- The exercise -
Search the records below for the word "comprehensive" and show every line where it occurs.

• • • • •

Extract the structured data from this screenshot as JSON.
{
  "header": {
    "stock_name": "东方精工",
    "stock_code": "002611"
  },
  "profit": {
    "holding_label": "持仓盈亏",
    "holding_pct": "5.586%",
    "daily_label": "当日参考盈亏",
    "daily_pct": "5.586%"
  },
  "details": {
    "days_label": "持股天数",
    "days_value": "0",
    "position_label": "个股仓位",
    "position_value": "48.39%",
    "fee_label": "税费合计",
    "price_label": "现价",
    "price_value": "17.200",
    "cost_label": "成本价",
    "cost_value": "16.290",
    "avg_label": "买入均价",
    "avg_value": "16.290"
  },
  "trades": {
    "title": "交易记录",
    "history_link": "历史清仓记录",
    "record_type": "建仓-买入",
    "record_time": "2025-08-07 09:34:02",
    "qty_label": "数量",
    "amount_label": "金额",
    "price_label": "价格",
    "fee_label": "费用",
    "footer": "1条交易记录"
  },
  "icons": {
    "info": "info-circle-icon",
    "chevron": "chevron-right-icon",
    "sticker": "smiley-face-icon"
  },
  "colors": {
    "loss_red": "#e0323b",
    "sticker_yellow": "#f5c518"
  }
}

• • • • •

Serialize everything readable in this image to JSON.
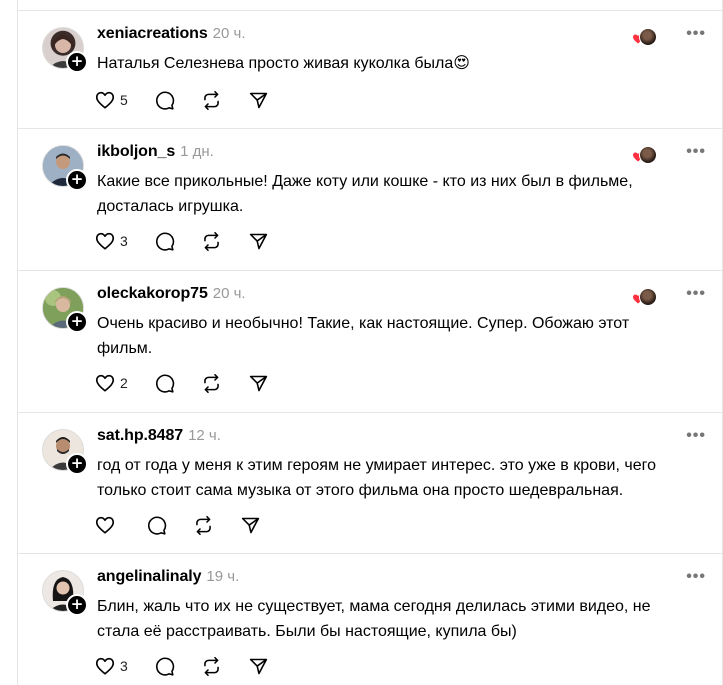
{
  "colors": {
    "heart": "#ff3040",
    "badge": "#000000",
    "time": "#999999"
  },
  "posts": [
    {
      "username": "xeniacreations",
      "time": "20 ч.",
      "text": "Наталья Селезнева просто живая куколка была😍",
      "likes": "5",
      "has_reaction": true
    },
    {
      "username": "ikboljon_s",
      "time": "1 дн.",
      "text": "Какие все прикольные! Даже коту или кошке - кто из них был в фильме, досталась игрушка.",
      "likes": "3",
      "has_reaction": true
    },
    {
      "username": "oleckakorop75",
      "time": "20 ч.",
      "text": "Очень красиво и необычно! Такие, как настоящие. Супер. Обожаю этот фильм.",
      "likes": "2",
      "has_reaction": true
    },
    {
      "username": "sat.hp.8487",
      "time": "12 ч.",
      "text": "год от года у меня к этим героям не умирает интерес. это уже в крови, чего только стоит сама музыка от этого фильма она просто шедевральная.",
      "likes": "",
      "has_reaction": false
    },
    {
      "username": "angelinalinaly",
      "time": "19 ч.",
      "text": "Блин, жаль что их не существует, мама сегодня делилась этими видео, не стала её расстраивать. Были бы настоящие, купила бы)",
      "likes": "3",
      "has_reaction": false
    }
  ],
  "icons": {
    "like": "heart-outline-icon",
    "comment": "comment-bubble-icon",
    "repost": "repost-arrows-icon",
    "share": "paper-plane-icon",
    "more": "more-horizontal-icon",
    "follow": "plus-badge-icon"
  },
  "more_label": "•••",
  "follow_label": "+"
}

• • • • •

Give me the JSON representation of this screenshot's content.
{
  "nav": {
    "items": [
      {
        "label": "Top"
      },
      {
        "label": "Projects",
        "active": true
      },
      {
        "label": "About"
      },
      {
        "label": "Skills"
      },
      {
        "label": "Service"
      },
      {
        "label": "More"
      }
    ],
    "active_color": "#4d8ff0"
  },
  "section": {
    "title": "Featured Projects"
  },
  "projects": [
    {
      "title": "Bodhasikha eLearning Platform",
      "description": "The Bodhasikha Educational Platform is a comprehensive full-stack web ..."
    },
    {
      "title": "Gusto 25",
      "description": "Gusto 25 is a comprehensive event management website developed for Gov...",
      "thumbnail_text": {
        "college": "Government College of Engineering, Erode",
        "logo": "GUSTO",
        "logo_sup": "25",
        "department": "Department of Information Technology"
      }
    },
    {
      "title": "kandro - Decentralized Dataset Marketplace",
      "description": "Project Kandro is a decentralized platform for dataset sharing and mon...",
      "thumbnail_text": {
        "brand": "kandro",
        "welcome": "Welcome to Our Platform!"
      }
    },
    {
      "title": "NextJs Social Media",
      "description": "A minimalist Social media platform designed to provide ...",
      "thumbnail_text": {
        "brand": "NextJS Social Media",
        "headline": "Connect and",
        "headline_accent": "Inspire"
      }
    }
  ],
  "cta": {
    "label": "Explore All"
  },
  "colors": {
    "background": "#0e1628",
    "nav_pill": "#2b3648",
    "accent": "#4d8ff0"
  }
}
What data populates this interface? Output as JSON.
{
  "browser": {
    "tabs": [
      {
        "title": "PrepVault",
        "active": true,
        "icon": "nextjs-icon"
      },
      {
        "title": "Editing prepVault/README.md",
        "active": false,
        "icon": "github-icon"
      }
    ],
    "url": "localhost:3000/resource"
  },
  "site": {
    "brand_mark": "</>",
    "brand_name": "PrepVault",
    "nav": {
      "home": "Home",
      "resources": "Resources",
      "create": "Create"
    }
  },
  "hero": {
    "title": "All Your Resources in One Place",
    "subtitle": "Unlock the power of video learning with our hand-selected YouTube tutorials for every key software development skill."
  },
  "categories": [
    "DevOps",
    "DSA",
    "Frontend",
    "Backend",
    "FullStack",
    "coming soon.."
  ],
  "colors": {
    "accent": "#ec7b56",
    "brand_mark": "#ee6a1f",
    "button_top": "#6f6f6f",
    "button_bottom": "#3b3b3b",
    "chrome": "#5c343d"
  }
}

• • • • •

- Solution for this problem -
      "description": "The Bodhasikha Educational Platform is a comprehensive full-stack web ..."
      "description": "Gusto 25 is a comprehensive event management website developed for Gov...",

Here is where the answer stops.